▶ [Request]
Without the pictures, copy all the entries below exactly.

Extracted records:

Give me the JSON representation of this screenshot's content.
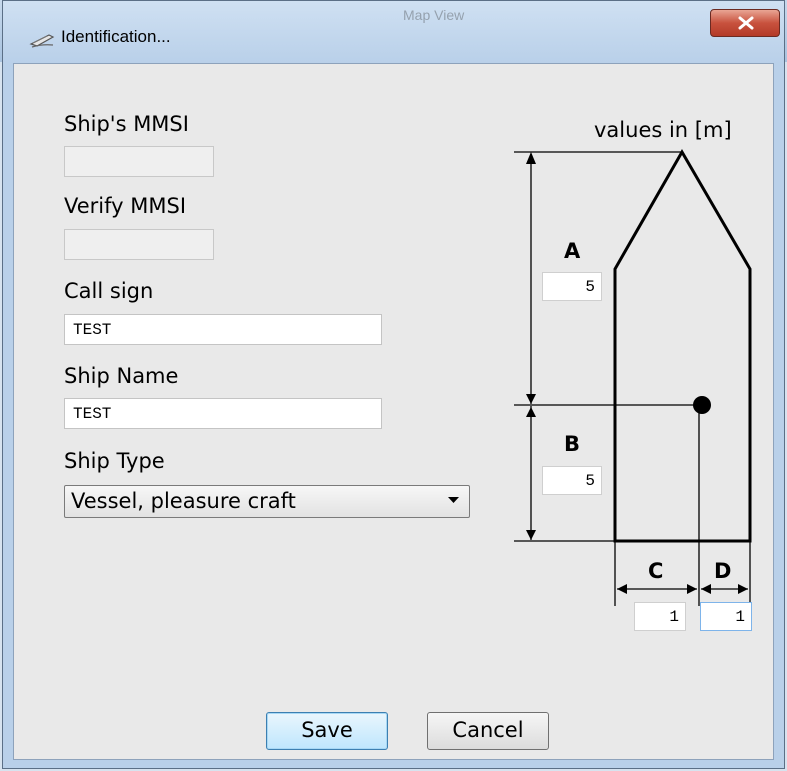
{
  "window": {
    "title": "Identification...",
    "background_title": "Map View"
  },
  "form": {
    "mmsi_label": "Ship's MMSI",
    "mmsi_value": "",
    "verify_label": "Verify MMSI",
    "verify_value": "",
    "callsign_label": "Call sign",
    "callsign_value": "TEST",
    "shipname_label": "Ship Name",
    "shipname_value": "TEST",
    "shiptype_label": "Ship Type",
    "shiptype_value": "Vessel, pleasure craft"
  },
  "dimensions": {
    "units_label": "values in [m]",
    "a_label": "A",
    "a_value": "5",
    "b_label": "B",
    "b_value": "5",
    "c_label": "C",
    "c_value": "1",
    "d_label": "D",
    "d_value": "1"
  },
  "buttons": {
    "save": "Save",
    "cancel": "Cancel"
  },
  "colors": {
    "close_button": "#c8523e",
    "default_button": "#bee6fd",
    "dialog_bg": "#e9e9e9"
  }
}
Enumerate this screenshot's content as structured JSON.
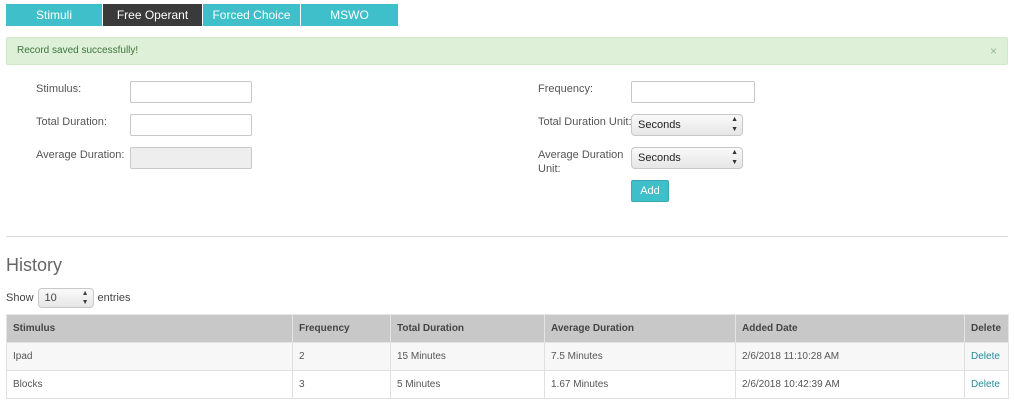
{
  "tabs": [
    {
      "label": "Stimuli"
    },
    {
      "label": "Free Operant"
    },
    {
      "label": "Forced Choice"
    },
    {
      "label": "MSWO"
    }
  ],
  "alert": {
    "message": "Record saved successfully!",
    "close": "×"
  },
  "form": {
    "stimulus_label": "Stimulus:",
    "total_duration_label": "Total Duration:",
    "average_duration_label": "Average Duration:",
    "frequency_label": "Frequency:",
    "total_duration_unit_label": "Total Duration Unit:",
    "average_duration_unit_label": "Average Duration Unit:",
    "total_duration_unit_value": "Seconds",
    "average_duration_unit_value": "Seconds",
    "add_label": "Add"
  },
  "history": {
    "title": "History",
    "show_label": "Show",
    "length_value": "10",
    "entries_label": "entries",
    "columns": [
      "Stimulus",
      "Frequency",
      "Total Duration",
      "Average Duration",
      "Added Date",
      "Delete"
    ],
    "rows": [
      {
        "stimulus": "Ipad",
        "frequency": "2",
        "total": "15 Minutes",
        "average": "7.5 Minutes",
        "date": "2/6/2018 11:10:28 AM",
        "action": "Delete"
      },
      {
        "stimulus": "Blocks",
        "frequency": "3",
        "total": "5 Minutes",
        "average": "1.67 Minutes",
        "date": "2/6/2018 10:42:39 AM",
        "action": "Delete"
      }
    ]
  },
  "colors": {
    "accent": "#3fbfca",
    "active_tab": "#3a3a3a",
    "alert_bg": "#dff0d8"
  }
}
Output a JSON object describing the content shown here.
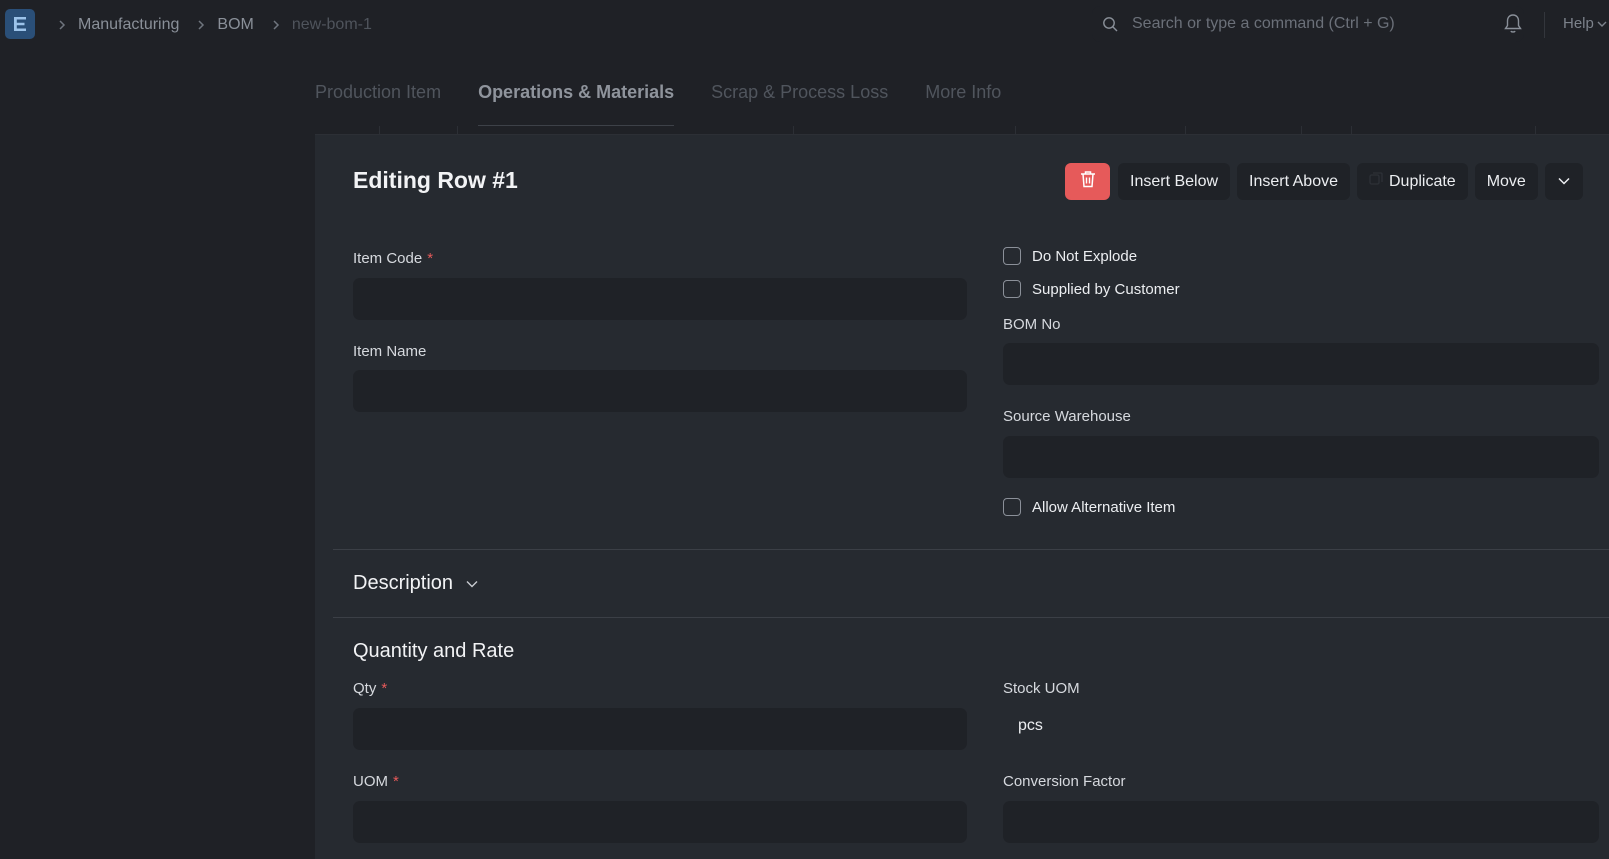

▶ [Completed exercise]
Give me the JSON representation of this screenshot's content.
{
  "window": {
    "title": "Identification...",
    "background_title": "Map View"
  },
  "form": {
    "mmsi_label": "Ship's MMSI",
    "mmsi_value": "",
    "verify_label": "Verify MMSI",
    "verify_value": "",
    "callsign_label": "Call sign",
    "callsign_value": "TEST",
    "shipname_label": "Ship Name",
    "shipname_value": "TEST",
    "shiptype_label": "Ship Type",
    "shiptype_value": "Vessel, pleasure craft"
  },
  "dimensions": {
    "units_label": "values in [m]",
    "a_label": "A",
    "a_value": "5",
    "b_label": "B",
    "b_value": "5",
    "c_label": "C",
    "c_value": "1",
    "d_label": "D",
    "d_value": "1"
  },
  "buttons": {
    "save": "Save",
    "cancel": "Cancel"
  },
  "colors": {
    "close_button": "#c8523e",
    "default_button": "#bee6fd",
    "dialog_bg": "#e9e9e9"
  }
}
Enumerate this screenshot's content as structured JSON.
{
  "tabs": [
    {
      "label": "Stimuli"
    },
    {
      "label": "Free Operant"
    },
    {
      "label": "Forced Choice"
    },
    {
      "label": "MSWO"
    }
  ],
  "alert": {
    "message": "Record saved successfully!",
    "close": "×"
  },
  "form": {
    "stimulus_label": "Stimulus:",
    "total_duration_label": "Total Duration:",
    "average_duration_label": "Average Duration:",
    "frequency_label": "Frequency:",
    "total_duration_unit_label": "Total Duration Unit:",
    "average_duration_unit_label": "Average Duration Unit:",
    "total_duration_unit_value": "Seconds",
    "average_duration_unit_value": "Seconds",
    "add_label": "Add"
  },
  "history": {
    "title": "History",
    "show_label": "Show",
    "length_value": "10",
    "entries_label": "entries",
    "columns": [
      "Stimulus",
      "Frequency",
      "Total Duration",
      "Average Duration",
      "Added Date",
      "Delete"
    ],
    "rows": [
      {
        "stimulus": "Ipad",
        "frequency": "2",
        "total": "15 Minutes",
        "average": "7.5 Minutes",
        "date": "2/6/2018 11:10:28 AM",
        "action": "Delete"
      },
      {
        "stimulus": "Blocks",
        "frequency": "3",
        "total": "5 Minutes",
        "average": "1.67 Minutes",
        "date": "2/6/2018 10:42:39 AM",
        "action": "Delete"
      }
    ]
  },
  "colors": {
    "accent": "#3fbfca",
    "active_tab": "#3a3a3a",
    "alert_bg": "#dff0d8"
  }
}
Output a JSON object describing the content shown here.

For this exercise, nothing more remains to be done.